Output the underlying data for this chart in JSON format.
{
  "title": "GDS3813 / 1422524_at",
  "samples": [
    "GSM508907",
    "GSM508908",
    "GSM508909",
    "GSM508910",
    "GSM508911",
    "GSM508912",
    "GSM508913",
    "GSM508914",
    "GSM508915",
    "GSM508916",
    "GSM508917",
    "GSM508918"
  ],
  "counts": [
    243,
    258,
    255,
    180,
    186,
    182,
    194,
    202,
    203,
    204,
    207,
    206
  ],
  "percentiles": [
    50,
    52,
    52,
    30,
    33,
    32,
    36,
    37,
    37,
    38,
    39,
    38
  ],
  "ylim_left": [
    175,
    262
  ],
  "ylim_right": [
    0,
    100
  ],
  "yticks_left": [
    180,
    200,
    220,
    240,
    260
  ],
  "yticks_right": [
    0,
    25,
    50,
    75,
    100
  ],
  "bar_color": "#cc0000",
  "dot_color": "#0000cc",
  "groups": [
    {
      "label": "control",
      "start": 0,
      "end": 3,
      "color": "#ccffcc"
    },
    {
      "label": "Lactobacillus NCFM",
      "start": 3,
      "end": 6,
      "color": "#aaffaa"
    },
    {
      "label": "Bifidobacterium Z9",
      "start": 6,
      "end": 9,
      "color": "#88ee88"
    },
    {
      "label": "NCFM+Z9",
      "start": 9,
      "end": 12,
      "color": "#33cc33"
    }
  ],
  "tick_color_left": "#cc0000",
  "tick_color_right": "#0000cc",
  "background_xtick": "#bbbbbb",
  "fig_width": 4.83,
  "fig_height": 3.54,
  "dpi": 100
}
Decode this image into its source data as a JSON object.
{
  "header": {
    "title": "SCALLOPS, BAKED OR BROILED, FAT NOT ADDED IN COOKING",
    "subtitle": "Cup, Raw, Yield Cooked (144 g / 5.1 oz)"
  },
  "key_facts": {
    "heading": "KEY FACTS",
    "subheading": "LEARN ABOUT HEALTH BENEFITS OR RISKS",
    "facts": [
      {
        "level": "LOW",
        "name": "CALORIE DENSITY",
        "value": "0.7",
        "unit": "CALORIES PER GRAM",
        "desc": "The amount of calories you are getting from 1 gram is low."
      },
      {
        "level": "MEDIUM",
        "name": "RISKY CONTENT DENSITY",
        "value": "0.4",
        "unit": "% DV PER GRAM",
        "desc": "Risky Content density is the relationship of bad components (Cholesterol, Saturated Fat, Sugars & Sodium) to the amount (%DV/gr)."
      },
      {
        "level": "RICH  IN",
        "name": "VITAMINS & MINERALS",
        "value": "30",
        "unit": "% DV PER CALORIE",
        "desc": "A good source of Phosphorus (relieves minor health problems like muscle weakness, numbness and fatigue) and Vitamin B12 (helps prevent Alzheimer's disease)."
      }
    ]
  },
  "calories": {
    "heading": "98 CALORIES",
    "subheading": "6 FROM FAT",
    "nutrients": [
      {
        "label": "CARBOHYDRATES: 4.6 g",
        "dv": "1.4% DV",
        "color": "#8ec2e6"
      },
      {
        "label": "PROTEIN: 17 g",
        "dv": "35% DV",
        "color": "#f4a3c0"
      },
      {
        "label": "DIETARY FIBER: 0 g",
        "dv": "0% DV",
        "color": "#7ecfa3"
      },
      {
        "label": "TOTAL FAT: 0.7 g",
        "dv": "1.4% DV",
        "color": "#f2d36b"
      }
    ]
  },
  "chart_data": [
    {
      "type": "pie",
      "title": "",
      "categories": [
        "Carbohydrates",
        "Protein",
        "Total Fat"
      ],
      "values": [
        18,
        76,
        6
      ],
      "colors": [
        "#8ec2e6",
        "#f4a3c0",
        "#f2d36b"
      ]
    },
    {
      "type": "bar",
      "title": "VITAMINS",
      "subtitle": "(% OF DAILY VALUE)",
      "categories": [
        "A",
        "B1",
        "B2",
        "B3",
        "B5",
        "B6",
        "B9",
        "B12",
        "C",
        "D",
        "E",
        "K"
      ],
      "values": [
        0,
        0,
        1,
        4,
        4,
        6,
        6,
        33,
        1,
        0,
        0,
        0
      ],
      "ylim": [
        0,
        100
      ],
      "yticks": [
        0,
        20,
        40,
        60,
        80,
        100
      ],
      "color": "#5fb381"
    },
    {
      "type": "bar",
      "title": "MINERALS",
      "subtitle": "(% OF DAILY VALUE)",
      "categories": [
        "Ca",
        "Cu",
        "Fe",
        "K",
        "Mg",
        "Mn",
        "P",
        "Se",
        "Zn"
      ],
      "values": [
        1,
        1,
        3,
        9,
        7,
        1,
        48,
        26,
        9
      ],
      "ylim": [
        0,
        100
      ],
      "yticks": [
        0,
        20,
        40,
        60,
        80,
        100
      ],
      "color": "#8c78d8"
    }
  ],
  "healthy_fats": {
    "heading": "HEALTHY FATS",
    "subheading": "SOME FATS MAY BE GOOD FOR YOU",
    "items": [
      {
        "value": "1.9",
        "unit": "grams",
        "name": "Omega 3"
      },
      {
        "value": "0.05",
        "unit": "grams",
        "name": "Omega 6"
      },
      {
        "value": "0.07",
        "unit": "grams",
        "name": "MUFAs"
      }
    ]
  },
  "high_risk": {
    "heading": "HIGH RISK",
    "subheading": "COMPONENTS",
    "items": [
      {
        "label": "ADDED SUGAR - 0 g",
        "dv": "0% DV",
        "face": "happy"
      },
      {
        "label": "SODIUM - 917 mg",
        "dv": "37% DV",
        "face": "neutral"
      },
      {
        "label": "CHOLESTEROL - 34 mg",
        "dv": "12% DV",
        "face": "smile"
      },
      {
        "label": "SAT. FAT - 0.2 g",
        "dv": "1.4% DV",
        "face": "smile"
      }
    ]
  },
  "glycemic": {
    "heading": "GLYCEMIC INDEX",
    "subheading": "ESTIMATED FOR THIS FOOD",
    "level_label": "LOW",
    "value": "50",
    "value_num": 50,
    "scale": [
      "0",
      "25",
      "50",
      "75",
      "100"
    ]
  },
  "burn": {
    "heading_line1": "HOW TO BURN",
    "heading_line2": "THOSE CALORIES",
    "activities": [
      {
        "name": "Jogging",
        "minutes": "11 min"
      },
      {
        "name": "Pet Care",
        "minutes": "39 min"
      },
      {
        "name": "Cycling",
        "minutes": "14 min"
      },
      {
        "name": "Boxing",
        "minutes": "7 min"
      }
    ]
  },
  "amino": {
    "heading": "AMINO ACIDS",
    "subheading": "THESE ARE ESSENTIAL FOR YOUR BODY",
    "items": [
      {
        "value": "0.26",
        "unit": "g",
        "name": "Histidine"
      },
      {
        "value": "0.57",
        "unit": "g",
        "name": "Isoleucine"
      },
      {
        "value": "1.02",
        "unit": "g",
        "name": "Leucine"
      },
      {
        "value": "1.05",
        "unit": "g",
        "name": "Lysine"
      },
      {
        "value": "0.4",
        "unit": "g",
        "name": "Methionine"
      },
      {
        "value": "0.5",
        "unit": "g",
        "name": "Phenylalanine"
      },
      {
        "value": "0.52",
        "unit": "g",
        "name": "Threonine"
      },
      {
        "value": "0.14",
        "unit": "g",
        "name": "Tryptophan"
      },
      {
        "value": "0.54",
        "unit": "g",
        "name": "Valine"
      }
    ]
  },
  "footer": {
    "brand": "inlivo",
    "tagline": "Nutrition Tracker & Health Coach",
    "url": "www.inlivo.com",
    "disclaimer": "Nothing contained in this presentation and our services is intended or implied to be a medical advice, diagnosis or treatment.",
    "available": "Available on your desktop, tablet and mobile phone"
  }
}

---

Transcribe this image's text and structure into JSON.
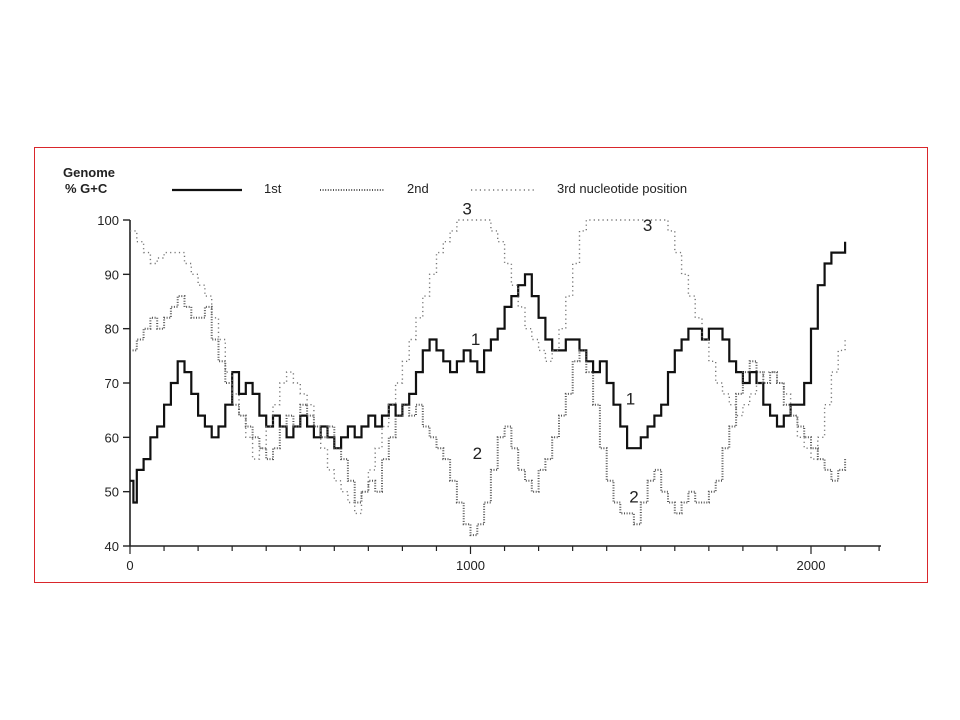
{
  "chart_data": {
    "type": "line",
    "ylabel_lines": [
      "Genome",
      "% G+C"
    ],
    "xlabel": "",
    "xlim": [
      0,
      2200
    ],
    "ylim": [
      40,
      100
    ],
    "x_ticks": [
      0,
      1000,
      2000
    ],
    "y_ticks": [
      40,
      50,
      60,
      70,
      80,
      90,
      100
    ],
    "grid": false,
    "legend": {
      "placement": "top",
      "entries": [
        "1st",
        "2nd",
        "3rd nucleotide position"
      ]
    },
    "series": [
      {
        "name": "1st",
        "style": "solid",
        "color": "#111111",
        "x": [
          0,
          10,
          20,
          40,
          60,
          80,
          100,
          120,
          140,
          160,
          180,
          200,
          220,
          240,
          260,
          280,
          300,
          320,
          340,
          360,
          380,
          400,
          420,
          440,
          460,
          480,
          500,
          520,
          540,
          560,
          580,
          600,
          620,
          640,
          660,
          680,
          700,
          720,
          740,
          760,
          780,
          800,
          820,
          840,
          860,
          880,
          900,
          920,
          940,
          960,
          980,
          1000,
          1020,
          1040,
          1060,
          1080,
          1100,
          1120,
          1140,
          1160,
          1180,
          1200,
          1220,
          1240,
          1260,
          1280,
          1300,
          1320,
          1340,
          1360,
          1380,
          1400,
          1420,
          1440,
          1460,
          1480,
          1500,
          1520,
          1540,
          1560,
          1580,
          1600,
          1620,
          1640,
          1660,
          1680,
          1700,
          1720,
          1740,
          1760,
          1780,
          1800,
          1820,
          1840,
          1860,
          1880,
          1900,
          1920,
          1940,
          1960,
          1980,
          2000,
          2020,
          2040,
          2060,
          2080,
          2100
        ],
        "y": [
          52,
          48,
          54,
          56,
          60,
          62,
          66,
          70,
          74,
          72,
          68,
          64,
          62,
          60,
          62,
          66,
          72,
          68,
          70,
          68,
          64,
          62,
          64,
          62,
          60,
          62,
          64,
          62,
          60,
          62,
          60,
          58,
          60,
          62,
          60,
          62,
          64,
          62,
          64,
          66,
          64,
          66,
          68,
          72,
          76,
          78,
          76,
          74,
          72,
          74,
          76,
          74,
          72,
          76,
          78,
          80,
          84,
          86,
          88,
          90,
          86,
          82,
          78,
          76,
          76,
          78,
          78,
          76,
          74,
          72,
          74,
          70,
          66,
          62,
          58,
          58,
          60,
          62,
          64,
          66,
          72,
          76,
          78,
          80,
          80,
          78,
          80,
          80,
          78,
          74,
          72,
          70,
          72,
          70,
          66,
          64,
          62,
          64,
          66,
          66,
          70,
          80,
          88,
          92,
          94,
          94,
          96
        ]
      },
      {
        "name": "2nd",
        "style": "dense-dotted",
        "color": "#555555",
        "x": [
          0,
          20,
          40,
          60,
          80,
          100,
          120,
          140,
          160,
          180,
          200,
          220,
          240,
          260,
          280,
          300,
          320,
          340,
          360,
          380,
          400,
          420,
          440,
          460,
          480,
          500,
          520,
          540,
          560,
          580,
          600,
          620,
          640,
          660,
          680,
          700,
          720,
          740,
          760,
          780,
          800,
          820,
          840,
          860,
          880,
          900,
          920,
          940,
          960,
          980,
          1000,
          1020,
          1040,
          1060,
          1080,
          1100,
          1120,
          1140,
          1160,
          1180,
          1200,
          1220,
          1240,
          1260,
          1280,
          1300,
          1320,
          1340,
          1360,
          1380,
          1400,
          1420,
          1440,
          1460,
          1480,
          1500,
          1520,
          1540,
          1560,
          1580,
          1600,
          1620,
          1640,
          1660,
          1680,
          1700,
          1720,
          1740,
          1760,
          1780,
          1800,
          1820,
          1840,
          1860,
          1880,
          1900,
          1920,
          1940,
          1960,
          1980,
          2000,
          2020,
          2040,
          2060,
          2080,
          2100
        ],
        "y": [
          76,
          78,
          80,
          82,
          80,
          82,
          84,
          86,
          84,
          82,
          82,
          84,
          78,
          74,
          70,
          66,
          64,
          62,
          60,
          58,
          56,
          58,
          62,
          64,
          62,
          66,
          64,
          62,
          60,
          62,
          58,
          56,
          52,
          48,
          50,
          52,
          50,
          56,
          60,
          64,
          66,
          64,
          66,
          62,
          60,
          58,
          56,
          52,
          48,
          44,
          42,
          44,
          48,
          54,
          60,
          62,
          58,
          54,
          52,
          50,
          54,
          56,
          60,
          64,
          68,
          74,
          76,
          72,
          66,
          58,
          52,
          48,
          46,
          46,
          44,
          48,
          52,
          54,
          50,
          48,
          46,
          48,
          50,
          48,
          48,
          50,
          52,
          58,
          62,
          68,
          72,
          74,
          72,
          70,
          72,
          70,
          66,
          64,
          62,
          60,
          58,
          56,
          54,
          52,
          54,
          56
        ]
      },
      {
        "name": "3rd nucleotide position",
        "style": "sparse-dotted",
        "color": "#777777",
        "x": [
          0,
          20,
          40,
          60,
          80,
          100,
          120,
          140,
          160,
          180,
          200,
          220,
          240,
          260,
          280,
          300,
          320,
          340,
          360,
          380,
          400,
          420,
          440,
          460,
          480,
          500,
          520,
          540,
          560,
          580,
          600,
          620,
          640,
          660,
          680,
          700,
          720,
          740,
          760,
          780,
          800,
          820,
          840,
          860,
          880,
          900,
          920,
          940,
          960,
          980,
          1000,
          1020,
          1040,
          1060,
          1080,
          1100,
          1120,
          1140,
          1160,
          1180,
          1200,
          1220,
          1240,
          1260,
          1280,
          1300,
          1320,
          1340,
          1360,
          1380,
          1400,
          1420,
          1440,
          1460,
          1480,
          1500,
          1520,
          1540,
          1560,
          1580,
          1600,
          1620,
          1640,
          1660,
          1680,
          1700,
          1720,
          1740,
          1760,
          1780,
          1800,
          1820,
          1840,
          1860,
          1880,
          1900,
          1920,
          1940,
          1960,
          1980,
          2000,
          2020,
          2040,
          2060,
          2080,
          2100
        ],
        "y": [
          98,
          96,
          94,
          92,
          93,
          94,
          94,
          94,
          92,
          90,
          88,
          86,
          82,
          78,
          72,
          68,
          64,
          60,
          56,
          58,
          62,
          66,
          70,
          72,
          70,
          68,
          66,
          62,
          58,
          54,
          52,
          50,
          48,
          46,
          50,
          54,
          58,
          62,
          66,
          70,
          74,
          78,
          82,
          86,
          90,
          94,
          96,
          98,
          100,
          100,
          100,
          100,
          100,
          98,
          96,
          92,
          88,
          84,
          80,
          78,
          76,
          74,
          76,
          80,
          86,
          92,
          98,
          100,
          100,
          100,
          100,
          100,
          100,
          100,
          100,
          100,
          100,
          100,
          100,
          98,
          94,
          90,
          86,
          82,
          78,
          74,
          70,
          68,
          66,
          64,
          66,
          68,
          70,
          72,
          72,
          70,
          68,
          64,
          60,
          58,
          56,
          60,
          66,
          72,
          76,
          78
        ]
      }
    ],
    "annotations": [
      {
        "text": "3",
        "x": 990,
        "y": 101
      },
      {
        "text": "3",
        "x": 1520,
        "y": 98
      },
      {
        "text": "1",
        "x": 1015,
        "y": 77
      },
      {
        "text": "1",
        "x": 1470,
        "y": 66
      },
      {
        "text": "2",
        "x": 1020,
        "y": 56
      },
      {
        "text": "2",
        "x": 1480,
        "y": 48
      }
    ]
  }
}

● What is needed
If a line of the records above holds the word "source", show it.

● Exercise solution
Decode this image into its source data as a JSON object.
        "desc": "A good source of Phosphorus (relieves minor health problems like muscle weakness, numbness and fatigue) and Vitamin B12 (helps prevent Alzheimer's disease)."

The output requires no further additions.